- _WHAT IS REQUIRED_
Lines that contain the string "remove" are to be copied; leave out all others.
::::
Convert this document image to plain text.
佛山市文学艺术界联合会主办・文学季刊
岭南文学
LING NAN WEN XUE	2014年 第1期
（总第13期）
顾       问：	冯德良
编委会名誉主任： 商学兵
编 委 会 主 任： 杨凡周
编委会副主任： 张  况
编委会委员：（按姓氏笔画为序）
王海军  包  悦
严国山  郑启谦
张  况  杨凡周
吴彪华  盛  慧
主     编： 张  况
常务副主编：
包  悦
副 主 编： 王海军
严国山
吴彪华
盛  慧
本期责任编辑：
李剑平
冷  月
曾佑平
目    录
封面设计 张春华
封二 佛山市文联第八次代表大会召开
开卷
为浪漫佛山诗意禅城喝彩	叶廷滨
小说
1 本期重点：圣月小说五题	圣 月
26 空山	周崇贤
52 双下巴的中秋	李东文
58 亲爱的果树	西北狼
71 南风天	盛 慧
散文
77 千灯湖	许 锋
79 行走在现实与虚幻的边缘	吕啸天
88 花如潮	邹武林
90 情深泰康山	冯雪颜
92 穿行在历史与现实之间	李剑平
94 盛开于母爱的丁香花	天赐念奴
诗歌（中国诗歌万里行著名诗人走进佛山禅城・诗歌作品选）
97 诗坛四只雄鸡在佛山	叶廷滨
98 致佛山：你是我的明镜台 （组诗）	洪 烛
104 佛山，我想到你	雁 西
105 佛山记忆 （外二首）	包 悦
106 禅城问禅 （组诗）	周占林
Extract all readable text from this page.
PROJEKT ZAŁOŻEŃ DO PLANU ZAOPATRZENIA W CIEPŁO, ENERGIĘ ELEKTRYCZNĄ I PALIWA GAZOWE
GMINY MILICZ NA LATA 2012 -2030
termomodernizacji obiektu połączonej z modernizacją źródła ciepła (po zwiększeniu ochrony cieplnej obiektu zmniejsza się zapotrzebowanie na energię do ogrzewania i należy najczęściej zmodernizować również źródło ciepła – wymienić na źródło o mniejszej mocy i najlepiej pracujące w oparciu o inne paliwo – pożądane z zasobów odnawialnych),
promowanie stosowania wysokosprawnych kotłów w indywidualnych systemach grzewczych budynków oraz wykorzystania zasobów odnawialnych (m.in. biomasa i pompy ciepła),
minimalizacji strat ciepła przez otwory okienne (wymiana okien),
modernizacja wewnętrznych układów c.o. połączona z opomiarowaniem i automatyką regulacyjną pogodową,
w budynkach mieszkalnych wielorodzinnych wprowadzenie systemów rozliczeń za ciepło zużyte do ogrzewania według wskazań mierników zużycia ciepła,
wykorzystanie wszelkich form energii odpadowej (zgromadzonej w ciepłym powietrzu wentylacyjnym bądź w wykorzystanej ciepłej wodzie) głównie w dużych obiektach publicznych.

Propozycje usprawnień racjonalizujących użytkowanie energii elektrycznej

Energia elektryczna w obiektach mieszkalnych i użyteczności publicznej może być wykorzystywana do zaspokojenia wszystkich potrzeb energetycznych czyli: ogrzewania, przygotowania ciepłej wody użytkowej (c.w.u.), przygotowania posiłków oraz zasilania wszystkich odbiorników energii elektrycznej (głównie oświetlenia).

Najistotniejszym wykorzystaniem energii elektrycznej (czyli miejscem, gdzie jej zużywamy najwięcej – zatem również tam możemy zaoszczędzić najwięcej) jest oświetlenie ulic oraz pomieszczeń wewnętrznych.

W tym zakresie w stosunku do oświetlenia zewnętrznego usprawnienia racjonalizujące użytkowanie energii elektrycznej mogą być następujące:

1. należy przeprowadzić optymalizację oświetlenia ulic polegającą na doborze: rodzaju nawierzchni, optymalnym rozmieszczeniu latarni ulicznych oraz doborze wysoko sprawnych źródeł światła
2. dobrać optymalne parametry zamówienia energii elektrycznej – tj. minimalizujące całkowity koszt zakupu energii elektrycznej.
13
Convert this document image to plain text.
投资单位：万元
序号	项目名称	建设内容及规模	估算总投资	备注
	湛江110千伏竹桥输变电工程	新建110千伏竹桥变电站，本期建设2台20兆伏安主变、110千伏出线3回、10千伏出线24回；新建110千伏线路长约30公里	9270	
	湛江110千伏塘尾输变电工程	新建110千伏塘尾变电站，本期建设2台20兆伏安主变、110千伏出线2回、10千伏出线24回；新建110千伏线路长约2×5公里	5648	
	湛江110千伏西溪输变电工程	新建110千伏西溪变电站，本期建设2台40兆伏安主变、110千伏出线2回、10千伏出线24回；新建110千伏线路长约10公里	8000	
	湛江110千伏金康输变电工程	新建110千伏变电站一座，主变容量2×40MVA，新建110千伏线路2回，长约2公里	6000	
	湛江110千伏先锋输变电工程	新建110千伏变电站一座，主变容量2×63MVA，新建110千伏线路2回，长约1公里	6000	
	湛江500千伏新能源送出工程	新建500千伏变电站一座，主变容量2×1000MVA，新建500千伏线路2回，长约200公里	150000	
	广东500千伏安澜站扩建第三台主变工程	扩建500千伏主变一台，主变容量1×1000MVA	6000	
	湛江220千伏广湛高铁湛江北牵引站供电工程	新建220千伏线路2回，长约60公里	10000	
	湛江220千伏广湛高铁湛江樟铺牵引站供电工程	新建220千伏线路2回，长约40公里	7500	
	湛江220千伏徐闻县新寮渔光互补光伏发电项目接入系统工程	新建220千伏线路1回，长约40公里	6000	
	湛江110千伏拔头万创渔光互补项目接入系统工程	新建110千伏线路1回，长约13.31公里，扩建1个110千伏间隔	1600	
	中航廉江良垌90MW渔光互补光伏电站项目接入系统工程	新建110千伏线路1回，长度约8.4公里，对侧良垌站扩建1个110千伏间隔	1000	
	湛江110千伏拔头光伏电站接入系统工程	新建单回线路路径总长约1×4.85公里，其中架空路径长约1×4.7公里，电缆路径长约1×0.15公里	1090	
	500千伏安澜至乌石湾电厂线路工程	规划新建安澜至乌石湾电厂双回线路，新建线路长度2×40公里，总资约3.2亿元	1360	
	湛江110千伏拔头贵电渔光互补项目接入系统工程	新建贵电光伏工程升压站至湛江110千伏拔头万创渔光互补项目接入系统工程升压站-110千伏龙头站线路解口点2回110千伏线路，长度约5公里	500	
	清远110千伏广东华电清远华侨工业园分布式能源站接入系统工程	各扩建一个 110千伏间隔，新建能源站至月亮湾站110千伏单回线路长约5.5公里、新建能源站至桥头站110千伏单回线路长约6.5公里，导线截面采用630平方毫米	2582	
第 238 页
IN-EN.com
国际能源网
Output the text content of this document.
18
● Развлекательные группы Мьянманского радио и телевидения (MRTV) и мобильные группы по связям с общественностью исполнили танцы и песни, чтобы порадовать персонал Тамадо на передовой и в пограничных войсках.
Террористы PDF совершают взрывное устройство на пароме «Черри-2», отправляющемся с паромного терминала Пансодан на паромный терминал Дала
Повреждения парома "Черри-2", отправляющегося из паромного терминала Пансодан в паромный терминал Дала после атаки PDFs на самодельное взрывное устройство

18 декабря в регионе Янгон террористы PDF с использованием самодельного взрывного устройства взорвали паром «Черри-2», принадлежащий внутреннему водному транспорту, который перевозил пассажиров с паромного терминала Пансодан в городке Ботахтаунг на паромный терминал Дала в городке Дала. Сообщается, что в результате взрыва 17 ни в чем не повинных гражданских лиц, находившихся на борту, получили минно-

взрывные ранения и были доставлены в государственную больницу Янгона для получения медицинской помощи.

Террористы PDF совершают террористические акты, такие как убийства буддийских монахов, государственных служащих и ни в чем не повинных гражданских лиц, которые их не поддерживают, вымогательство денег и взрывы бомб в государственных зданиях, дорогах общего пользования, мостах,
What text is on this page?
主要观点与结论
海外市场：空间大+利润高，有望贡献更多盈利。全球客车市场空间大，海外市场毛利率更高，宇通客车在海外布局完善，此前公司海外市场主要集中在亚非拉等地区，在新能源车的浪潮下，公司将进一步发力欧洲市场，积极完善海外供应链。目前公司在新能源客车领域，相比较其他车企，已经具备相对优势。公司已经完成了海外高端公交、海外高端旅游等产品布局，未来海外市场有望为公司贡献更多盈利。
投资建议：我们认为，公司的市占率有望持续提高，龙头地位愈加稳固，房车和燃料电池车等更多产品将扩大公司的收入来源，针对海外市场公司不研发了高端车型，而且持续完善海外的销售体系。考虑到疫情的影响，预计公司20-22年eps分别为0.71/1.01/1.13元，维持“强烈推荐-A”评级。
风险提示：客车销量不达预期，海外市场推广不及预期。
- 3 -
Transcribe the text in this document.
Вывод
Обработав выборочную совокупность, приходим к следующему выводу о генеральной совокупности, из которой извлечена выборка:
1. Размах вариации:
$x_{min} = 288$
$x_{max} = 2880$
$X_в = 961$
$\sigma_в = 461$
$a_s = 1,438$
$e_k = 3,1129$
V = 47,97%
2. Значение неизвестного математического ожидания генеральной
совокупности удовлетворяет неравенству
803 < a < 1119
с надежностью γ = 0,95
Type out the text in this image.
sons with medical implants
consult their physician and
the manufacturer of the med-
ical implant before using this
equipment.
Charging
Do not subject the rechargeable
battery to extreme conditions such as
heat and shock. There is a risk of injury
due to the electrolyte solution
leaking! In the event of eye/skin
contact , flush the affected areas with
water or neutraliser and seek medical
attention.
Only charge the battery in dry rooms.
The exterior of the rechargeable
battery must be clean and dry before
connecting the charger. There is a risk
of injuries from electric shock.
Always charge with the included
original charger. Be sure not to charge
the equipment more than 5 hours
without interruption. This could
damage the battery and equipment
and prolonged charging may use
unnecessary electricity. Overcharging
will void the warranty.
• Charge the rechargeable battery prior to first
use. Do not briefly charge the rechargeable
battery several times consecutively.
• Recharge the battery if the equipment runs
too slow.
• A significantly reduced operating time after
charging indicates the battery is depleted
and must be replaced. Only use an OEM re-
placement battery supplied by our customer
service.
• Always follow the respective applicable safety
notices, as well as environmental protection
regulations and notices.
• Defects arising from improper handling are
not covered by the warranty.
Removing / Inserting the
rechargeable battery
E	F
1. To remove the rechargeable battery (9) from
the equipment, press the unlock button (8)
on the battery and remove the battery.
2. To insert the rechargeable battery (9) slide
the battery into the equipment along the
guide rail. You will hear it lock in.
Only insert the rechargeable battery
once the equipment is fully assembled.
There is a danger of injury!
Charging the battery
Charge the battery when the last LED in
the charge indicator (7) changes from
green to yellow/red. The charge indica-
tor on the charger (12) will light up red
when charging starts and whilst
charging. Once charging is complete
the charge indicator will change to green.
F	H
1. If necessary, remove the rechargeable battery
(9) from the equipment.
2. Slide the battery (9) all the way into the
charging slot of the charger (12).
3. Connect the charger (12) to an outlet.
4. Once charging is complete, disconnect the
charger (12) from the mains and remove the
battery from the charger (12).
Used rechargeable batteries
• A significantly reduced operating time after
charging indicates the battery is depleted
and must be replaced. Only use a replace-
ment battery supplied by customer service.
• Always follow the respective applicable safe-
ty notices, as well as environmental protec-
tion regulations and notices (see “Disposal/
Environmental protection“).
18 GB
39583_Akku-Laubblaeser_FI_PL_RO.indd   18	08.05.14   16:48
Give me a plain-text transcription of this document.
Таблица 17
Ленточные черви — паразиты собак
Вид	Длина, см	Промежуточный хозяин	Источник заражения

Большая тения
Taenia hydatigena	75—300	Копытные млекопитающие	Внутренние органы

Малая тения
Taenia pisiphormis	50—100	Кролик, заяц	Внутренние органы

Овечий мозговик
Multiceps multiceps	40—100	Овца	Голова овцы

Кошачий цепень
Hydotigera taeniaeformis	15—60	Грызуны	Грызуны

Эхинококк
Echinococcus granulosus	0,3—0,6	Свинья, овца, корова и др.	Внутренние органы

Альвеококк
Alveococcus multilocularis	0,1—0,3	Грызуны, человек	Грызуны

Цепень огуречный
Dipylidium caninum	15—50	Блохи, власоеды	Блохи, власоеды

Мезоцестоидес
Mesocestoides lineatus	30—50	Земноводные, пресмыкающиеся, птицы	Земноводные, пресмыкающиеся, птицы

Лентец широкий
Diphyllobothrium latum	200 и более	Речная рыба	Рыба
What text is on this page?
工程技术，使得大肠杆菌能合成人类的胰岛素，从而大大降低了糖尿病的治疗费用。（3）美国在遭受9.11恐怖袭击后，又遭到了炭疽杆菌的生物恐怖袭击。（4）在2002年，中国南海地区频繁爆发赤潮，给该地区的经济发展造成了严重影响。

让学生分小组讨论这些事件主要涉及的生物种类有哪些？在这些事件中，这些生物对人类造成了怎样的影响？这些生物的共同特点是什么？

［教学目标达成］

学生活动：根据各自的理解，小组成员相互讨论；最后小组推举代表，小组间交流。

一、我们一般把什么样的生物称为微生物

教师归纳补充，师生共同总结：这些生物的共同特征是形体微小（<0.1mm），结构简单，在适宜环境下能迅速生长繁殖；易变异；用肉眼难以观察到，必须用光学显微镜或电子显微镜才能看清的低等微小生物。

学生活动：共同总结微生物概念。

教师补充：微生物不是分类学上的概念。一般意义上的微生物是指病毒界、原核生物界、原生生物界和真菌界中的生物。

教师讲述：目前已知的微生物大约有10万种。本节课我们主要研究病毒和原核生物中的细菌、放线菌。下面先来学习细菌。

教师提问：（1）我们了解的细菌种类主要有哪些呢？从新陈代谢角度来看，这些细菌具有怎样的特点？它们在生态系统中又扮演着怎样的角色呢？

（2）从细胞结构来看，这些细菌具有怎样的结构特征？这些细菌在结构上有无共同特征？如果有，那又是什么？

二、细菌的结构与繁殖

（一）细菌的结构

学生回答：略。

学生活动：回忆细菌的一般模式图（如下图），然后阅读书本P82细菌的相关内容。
::::
- _TASK RESPONSE_
1. To remove the rechargeable battery (9) from
on the battery and remove the battery.
1. If necessary, remove the rechargeable battery
charger (12) from the mains and remove the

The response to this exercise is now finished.